Collect every line below that contains the word "Biology".

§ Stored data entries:
- Opening Delimiter -

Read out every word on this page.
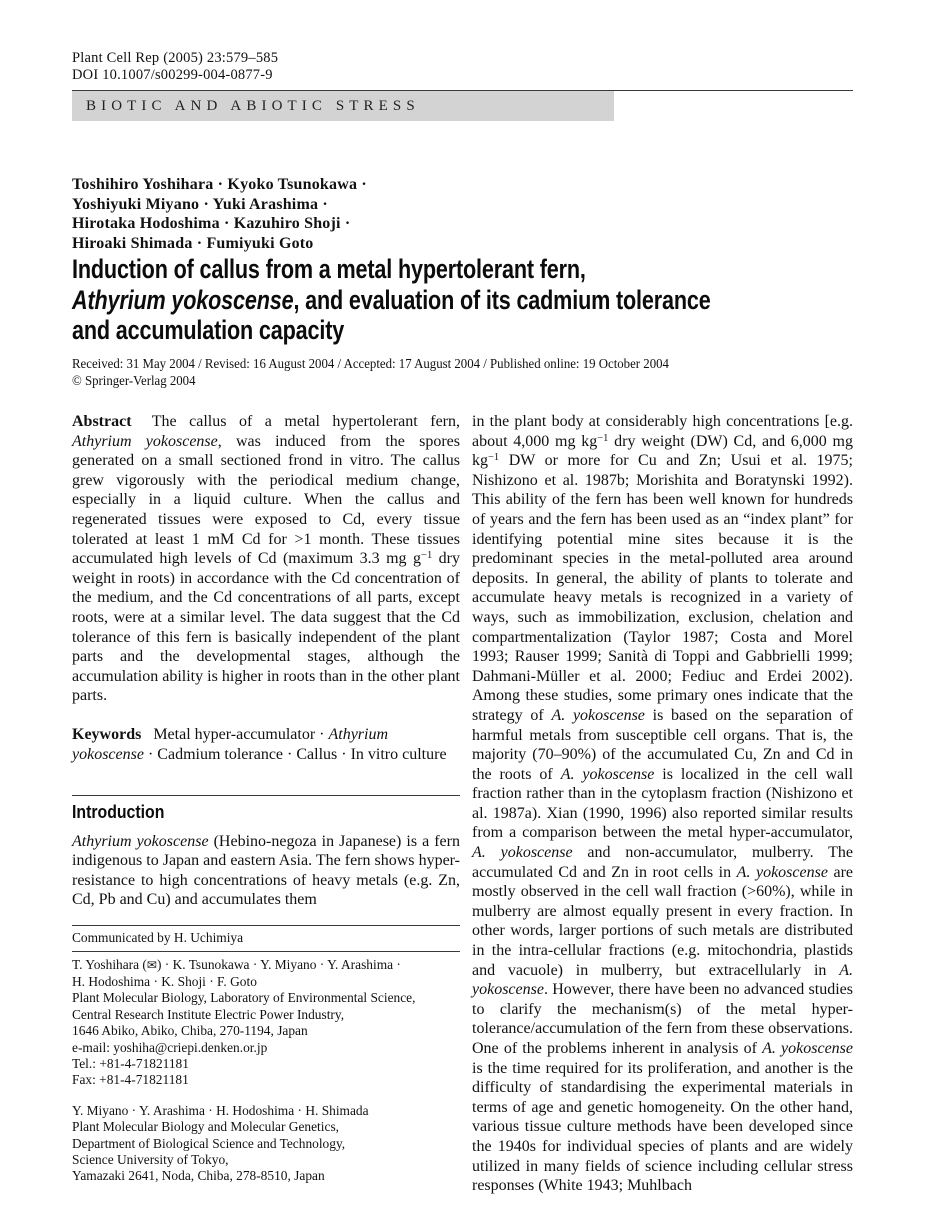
Plant Cell Rep (2005) 23:579–585
DOI 10.1007/s00299-004-0877-9
BIOTIC AND ABIOTIC STRESS
Toshihiro Yoshihara · Kyoko Tsunokawa ·
Yoshiyuki Miyano · Yuki Arashima ·
Hirotaka Hodoshima · Kazuhiro Shoji ·
Hiroaki Shimada · Fumiyuki Goto
Induction of callus from a metal hypertolerant fern,
Athyrium yokoscense, and evaluation of its cadmium tolerance
and accumulation capacity
Received: 31 May 2004 / Revised: 16 August 2004 / Accepted: 17 August 2004 / Published online: 19 October 2004
© Springer-Verlag 2004
Abstract  The callus of a metal hypertolerant fern, Athyrium yokoscense, was induced from the spores generated on a small sectioned frond in vitro. The callus grew vigorously with the periodical medium change, especially in a liquid culture. When the callus and regenerated tissues were exposed to Cd, every tissue tolerated at least 1 mM Cd for >1 month. These tissues accumulated high levels of Cd (maximum 3.3 mg $g^{-1}$ dry weight in roots) in accordance with the Cd concentration of the medium, and the Cd concentrations of all parts, except roots, were at a similar level. The data suggest that the Cd tolerance of this fern is basically independent of the plant parts and the developmental stages, although the accumulation ability is higher in roots than in the other plant parts.
Keywords  Metal hyper-accumulator · Athyrium yokoscense · Cadmium tolerance · Callus · In vitro culture
Introduction
Athyrium yokoscense (Hebino-negoza in Japanese) is a fern indigenous to Japan and eastern Asia. The fern shows hyper-resistance to high concentrations of heavy metals (e.g. Zn, Cd, Pb and Cu) and accumulates them
Communicated by H. Uchimiya
T. Yoshihara (✉) · K. Tsunokawa · Y. Miyano · Y. Arashima ·
H. Hodoshima · K. Shoji · F. Goto
Plant Molecular Biology, Laboratory of Environmental Science,
Central Research Institute Electric Power Industry,
1646 Abiko, Abiko, Chiba, 270-1194, Japan
e-mail: yoshiha@criepi.denken.or.jp
Tel.: +81-4-71821181
Fax: +81-4-71821181
Y. Miyano · Y. Arashima · H. Hodoshima · H. Shimada
Plant Molecular Biology and Molecular Genetics,
Department of Biological Science and Technology,
Science University of Tokyo,
Yamazaki 2641, Noda, Chiba, 278-8510, Japan
in the plant body at considerably high concentrations [e.g. about 4,000 mg $kg^{-1}$ dry weight (DW) Cd, and 6,000 mg $kg^{-1}$ DW or more for Cu and Zn; Usui et al. 1975; Nishizono et al. 1987b; Morishita and Boratynski 1992). This ability of the fern has been well known for hundreds of years and the fern has been used as an “index plant” for identifying potential mine sites because it is the predominant species in the metal-polluted area around deposits. In general, the ability of plants to tolerate and accumulate heavy metals is recognized in a variety of ways, such as immobilization, exclusion, chelation and compartmentalization (Taylor 1987; Costa and Morel 1993; Rauser 1999; Sanità di Toppi and Gabbrielli 1999; Dahmani-Müller et al. 2000; Fediuc and Erdei 2002). Among these studies, some primary ones indicate that the strategy of A. yokoscense is based on the separation of harmful metals from susceptible cell organs. That is, the majority (70–90%) of the accumulated Cu, Zn and Cd in the roots of A. yokoscense is localized in the cell wall fraction rather than in the cytoplasm fraction (Nishizono et al. 1987a). Xian (1990, 1996) also reported similar results from a comparison between the metal hyper-accumulator, A. yokoscense and non-accumulator, mulberry. The accumulated Cd and Zn in root cells in A. yokoscense are mostly observed in the cell wall fraction (>60%), while in mulberry are almost equally present in every fraction. In other words, larger portions of such metals are distributed in the intra-cellular fractions (e.g. mitochondria, plastids and vacuole) in mulberry, but extracellularly in A. yokoscense. However, there have been no advanced studies to clarify the mechanism(s) of the metal hyper-tolerance/accumulation of the fern from these observations. One of the problems inherent in analysis of A. yokoscense is the time required for its proliferation, and another is the difficulty of standardising the experimental materials in terms of age and genetic homogeneity. On the other hand, various tissue culture methods have been developed since the 1940s for individual species of plants and are widely utilized in many fields of science including cellular stress responses (White 1943; Muhlbach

- Closing Delimiter -

§ SOLUTION:
Plant Molecular Biology, Laboratory of Environmental Science,
Plant Molecular Biology and Molecular Genetics,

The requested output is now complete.